Data entries for graphics:
* * * * * * *
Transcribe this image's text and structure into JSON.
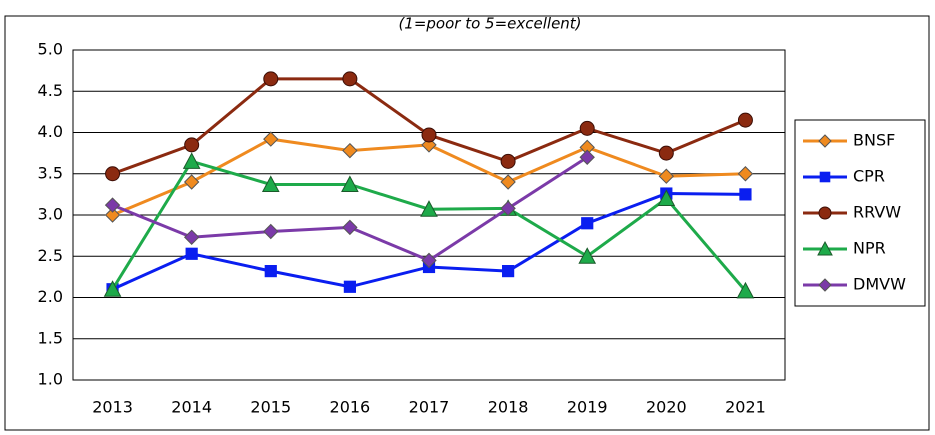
{
  "chart_data": {
    "type": "line",
    "subtitle": "(1=poor to 5=excellent)",
    "categories": [
      "2013",
      "2014",
      "2015",
      "2016",
      "2017",
      "2018",
      "2019",
      "2020",
      "2021"
    ],
    "series": [
      {
        "name": "BNSF",
        "color": "#ef8a1f",
        "marker": "diamond",
        "values": [
          3.0,
          3.4,
          3.92,
          3.78,
          3.85,
          3.4,
          3.82,
          3.47,
          3.5
        ]
      },
      {
        "name": "CPR",
        "color": "#0a1ef0",
        "marker": "square",
        "values": [
          2.1,
          2.53,
          2.32,
          2.13,
          2.37,
          2.32,
          2.9,
          3.26,
          3.25
        ]
      },
      {
        "name": "RRVW",
        "color": "#8b2a10",
        "marker": "circle",
        "values": [
          3.5,
          3.85,
          4.65,
          4.65,
          3.97,
          3.65,
          4.05,
          3.75,
          4.15
        ]
      },
      {
        "name": "NPR",
        "color": "#1eaa4a",
        "marker": "triangle",
        "values": [
          2.1,
          3.65,
          3.37,
          3.37,
          3.07,
          3.08,
          2.5,
          3.2,
          2.08
        ]
      },
      {
        "name": "DMVW",
        "color": "#7b3aa8",
        "marker": "diamond",
        "values": [
          3.12,
          2.73,
          2.8,
          2.85,
          2.45,
          3.08,
          3.7,
          null,
          null
        ]
      }
    ],
    "ylim": [
      1,
      5
    ],
    "yticks": [
      {
        "value": 1,
        "label": "1.0"
      },
      {
        "value": 1.5,
        "label": "1.5"
      },
      {
        "value": 2,
        "label": "2.0"
      },
      {
        "value": 2.5,
        "label": "2.5"
      },
      {
        "value": 3,
        "label": "3.0"
      },
      {
        "value": 3.5,
        "label": "3.5"
      },
      {
        "value": 4,
        "label": "4.0"
      },
      {
        "value": 4.5,
        "label": "4.5"
      },
      {
        "value": 5,
        "label": "5.0"
      }
    ],
    "grid": true,
    "legend": "right"
  }
}
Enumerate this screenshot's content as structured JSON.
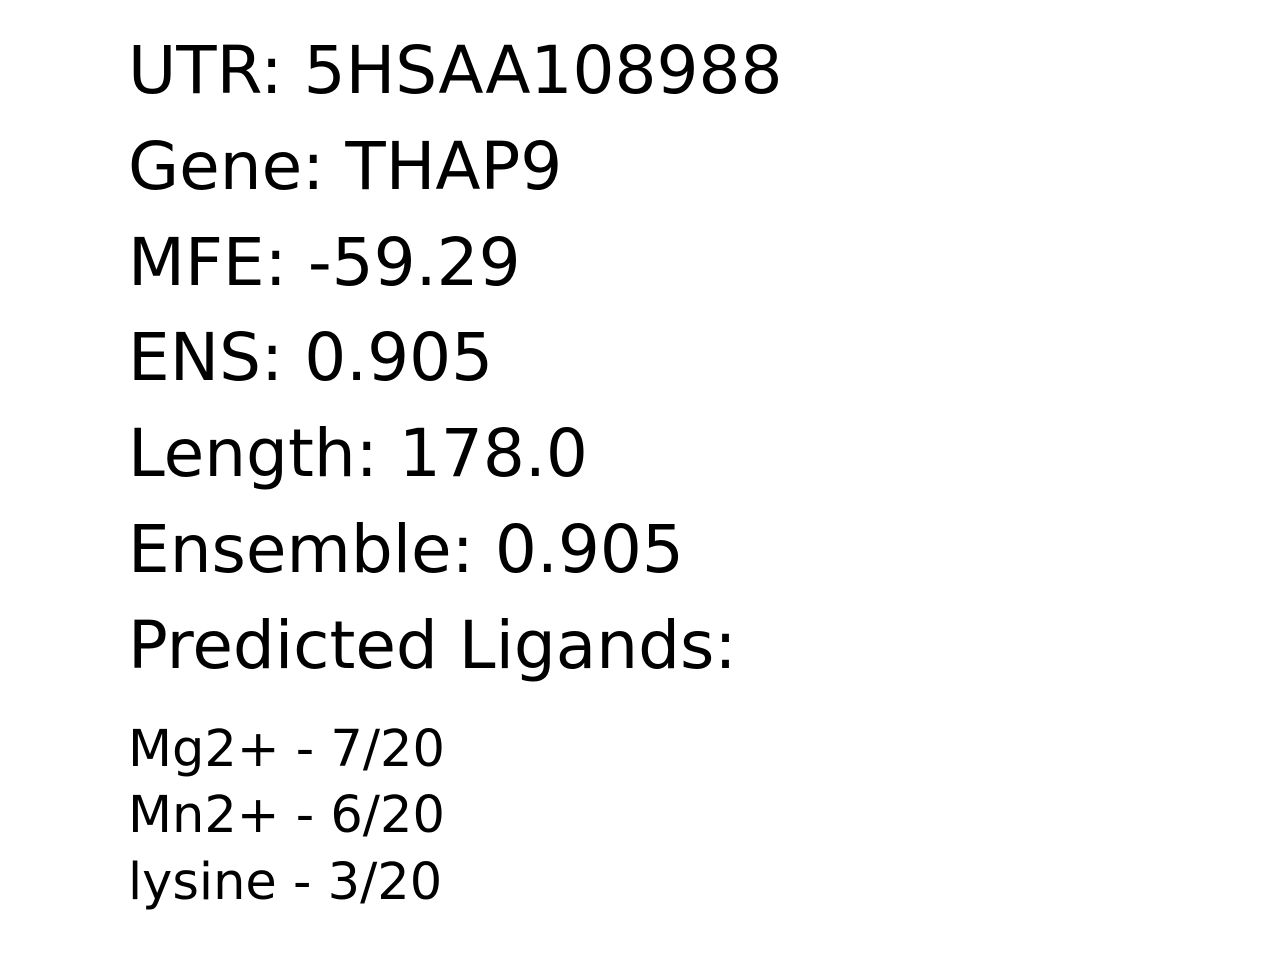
{
  "fields": {
    "utr_label": "UTR:",
    "utr_value": "5HSAA108988",
    "gene_label": "Gene:",
    "gene_value": "THAP9",
    "mfe_label": "MFE:",
    "mfe_value": "-59.29",
    "ens_label": "ENS:",
    "ens_value": "0.905",
    "length_label": "Length:",
    "length_value": "178.0",
    "ensemble_label": "Ensemble:",
    "ensemble_value": "0.905",
    "ligands_heading": "Predicted Ligands:"
  },
  "ligands": [
    {
      "name": "Mg2+",
      "score": "7/20"
    },
    {
      "name": "Mn2+",
      "score": "6/20"
    },
    {
      "name": "lysine",
      "score": "3/20"
    }
  ],
  "separator": "-"
}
* * * * * * *
**Work to be completed:** Pull out every line of the records that includes the string "marker".

**Response to the task:**
        "marker": "diamond",
        "marker": "square",
        "marker": "circle",
        "marker": "triangle",
        "marker": "diamond",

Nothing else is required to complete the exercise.